Extract each line of the data and write it out again exactly.

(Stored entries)
══════

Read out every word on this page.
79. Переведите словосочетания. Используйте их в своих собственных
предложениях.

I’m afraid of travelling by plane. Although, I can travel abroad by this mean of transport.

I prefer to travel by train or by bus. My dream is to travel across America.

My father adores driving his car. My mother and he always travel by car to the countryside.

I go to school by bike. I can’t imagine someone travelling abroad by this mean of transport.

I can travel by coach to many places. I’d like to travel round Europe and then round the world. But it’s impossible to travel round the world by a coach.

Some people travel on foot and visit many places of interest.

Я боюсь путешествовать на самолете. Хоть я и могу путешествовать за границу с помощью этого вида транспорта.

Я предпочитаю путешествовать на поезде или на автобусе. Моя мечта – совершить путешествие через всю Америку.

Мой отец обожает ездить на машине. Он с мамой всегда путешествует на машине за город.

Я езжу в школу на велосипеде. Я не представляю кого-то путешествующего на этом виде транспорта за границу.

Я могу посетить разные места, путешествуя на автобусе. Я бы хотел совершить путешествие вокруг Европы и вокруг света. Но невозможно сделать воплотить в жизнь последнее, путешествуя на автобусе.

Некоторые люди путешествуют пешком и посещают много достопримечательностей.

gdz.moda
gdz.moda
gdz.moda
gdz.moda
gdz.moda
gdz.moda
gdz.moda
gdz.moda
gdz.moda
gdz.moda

══════

* In response:
Read out every word on this page.
79. Переведите словосочетания. Используйте их в своих собственных
предложениях.

I’m afraid of travelling by plane. Although, I can travel abroad by this mean of transport.

I prefer to travel by train or by bus. My dream is to travel across America.

My father adores driving his car. My mother and he always travel by car to the countryside.

I go to school by bike. I can’t imagine someone travelling abroad by this mean of transport.

I can travel by coach to many places. I’d like to travel round Europe and then round the world. But it’s impossible to travel round the world by a coach.

Some people travel on foot and visit many places of interest.

Я боюсь путешествовать на самолете. Хоть я и могу путешествовать за границу с помощью этого вида транспорта.

Я предпочитаю путешествовать на поезде или на автобусе. Моя мечта – совершить путешествие через всю Америку.

Мой отец обожает ездить на машине. Он с мамой всегда путешествует на машине за город.

Я езжу в школу на велосипеде. Я не представляю кого-то путешествующего на этом виде транспорта за границу.

Я могу посетить разные места, путешествуя на автобусе. Я бы хотел совершить путешествие вокруг Европы и вокруг света. Но невозможно сделать воплотить в жизнь последнее, путешествуя на автобусе.

Некоторые люди путешествуют пешком и посещают много достопримечательностей.

gdz.moda
gdz.moda
gdz.moda
gdz.moda
gdz.moda
gdz.moda
gdz.moda
gdz.moda
gdz.moda
gdz.moda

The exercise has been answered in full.